### Tasks to complete
[a] In the passage on the bank's workplace savings scheme, which firm probably ran the largest scheme?
[b] From the passage on the bank's workplace savings scheme, copy word for word the part starting with "Subsequent Annual Reports" and going on through "be entered therein.".

### Passage given

At a number of Works and Factories, Branches of the Bank have been established, while at others the employees have authorised deductions from their wages for credit direct to their private accounts in the Bank. These methods of saving involve the minimum clerical labour for employers and the maximum saving for employees.
 
The establishment of branches in factories was a temporary wartime measure, but the Direct Transfer Scheme with its similar benefit of enabling deposits to be made without attendance at a 'normal' branch, may have resulted from the direct contact between the Bank and various factories.
 
Subsequent Annual Reports referred to the growing popularity of the scheme, and emphasised that .... Under this scheme depositors still retain possession of their pass books, but present them at the Bank from time to time for the credits to be entered therein.
 
The vast majority of employees participating in the scheme were weekly paid by cash, and their saving deductions were made on a weekly basis. Although it seems that some employers remitted the sums deducted to the Bank on a weekly cycle, the majority of firms accumulated the savings and passed them to the Bank each month. Prior to computerisation, the scheme generated large amounts of paper, particularly at schemes run by the region's major employers. Accles & Pollock at Oldbury probably had the largest scheme with several thousand savers amongst their workforce. The popularity of the scheme was due in a large part to the assistance given by the employers in making the service available.
 
Some employers encouraged participation by paying an interest bonus. The bonus was calculated from returns compiled by branches, who were instructed that the additional 2¼% interest [will be paid]
on the total amount saved by deduction from employees' wages, provided the employee's balance in the Birmingham Municipal Bank has increased by at least that amount, but if the increase is smaller than the amount deducted from wages, the additional interest will be calculated on the smaller amount (Fisher & Ludlow Scheme for 1953/54).

######
### Records supplied

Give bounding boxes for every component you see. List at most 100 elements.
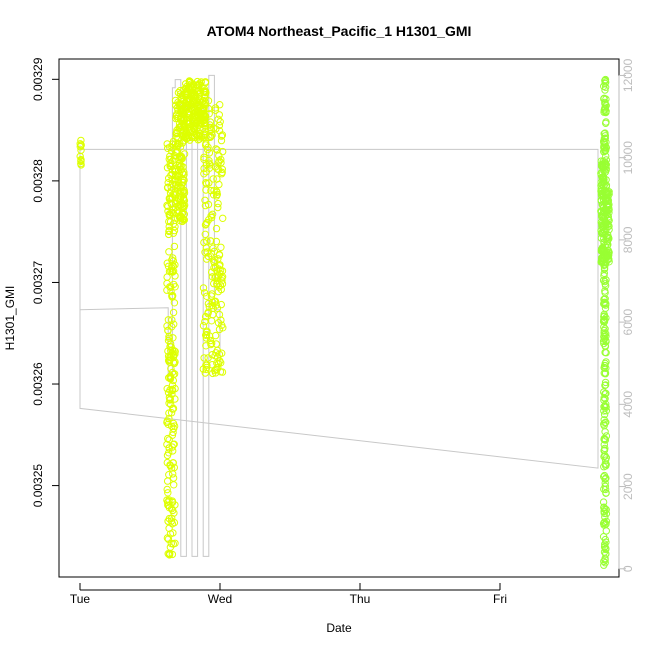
data-point (192, 100, 201, 108)
data-point (212, 340, 221, 348)
data-point (599, 337, 608, 345)
y-tick-label: 0.00326 (31, 362, 45, 406)
data-point (164, 144, 172, 153)
data-point (200, 153, 208, 162)
data-point (206, 161, 214, 169)
data-point (174, 176, 183, 184)
data-point (172, 172, 180, 180)
data-point (201, 201, 210, 210)
y-axis-label: H1301_GMI (3, 286, 17, 351)
data-point (210, 247, 219, 256)
data-point (168, 497, 177, 505)
data-point (203, 292, 211, 300)
data-point (216, 101, 224, 109)
data-point (178, 217, 187, 226)
data-point (170, 518, 179, 527)
data-point (191, 122, 199, 131)
data-point (215, 111, 224, 119)
data-point (601, 158, 609, 166)
data-point (77, 155, 85, 164)
data-point (175, 161, 183, 170)
data-point (207, 186, 215, 195)
data-point (214, 255, 222, 263)
data-point (218, 165, 227, 174)
data-point (604, 194, 612, 202)
data-point (218, 349, 226, 357)
index-line-layer (79, 74, 599, 557)
data-point (199, 365, 208, 373)
data-point (168, 431, 177, 439)
right-tick-label: 12000 (621, 58, 635, 92)
data-point (604, 220, 612, 229)
data-point (210, 264, 218, 272)
data-point (167, 539, 176, 548)
data-point (184, 101, 192, 110)
data-point (601, 428, 609, 436)
data-point (600, 441, 608, 449)
data-point (217, 359, 225, 367)
data-point (602, 509, 611, 518)
data-point (202, 342, 210, 350)
data-point (167, 162, 175, 171)
data-point (600, 436, 609, 444)
data-point (603, 208, 611, 217)
data-point (218, 277, 226, 285)
data-point (603, 189, 612, 198)
data-point (217, 285, 226, 294)
data-point (191, 108, 200, 116)
data-point (600, 388, 608, 396)
data-point (169, 405, 177, 413)
data-point (601, 348, 609, 357)
data-point (170, 481, 178, 489)
data-point (600, 446, 609, 454)
data-point (207, 317, 216, 325)
data-point (601, 456, 610, 464)
data-point (601, 83, 610, 91)
data-point (167, 267, 175, 275)
data-point (605, 258, 613, 266)
data-point (602, 78, 610, 86)
data-point (171, 539, 179, 547)
data-point (164, 434, 172, 443)
data-point (202, 361, 210, 369)
data-point (169, 529, 177, 537)
data-point (602, 418, 610, 426)
data-point (200, 111, 209, 119)
data-point (171, 222, 179, 231)
y-tick-label: 0.00329 (31, 57, 45, 101)
data-point (210, 297, 219, 306)
data-point (216, 118, 224, 126)
data-point (77, 141, 85, 149)
data-point (201, 369, 210, 377)
y-tick-label: 0.00328 (31, 159, 45, 203)
data-point (163, 496, 171, 504)
data-point (211, 366, 219, 375)
data-point (171, 204, 180, 212)
data-point (600, 312, 609, 320)
data-point (170, 463, 179, 472)
data-point (214, 203, 222, 212)
data-point (178, 139, 187, 147)
data-point (201, 221, 210, 229)
data-point (165, 230, 173, 239)
data-point (602, 474, 610, 482)
data-point (169, 351, 178, 359)
data-point (202, 220, 210, 228)
data-point (165, 358, 174, 366)
data-point (202, 365, 210, 374)
data-point (601, 325, 609, 333)
data-point (205, 110, 213, 118)
data-point (165, 393, 174, 402)
data-point (165, 496, 173, 504)
y-tick-label: 0.00325 (31, 464, 45, 508)
x-axis: Tue Wed Thu Fri (70, 583, 507, 606)
data-point (600, 139, 608, 147)
data-point (165, 449, 173, 457)
data-point (601, 513, 609, 521)
data-point (204, 200, 213, 209)
data-point (602, 506, 610, 514)
data-point (163, 140, 171, 148)
x-axis-label: Date (326, 621, 352, 635)
data-point (182, 132, 190, 140)
data-point (600, 329, 608, 337)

######

### Completed exercise
[a] Accles & Pollock at Oldbury, with several thousand savers among its workforce.

[b]
Subsequent Annual Reports referred to the growing popularity of the scheme, and emphasised that .... Under this scheme depositors still retain possession of their pass books, but present them at the Bank from time to time for the credits to be entered therein.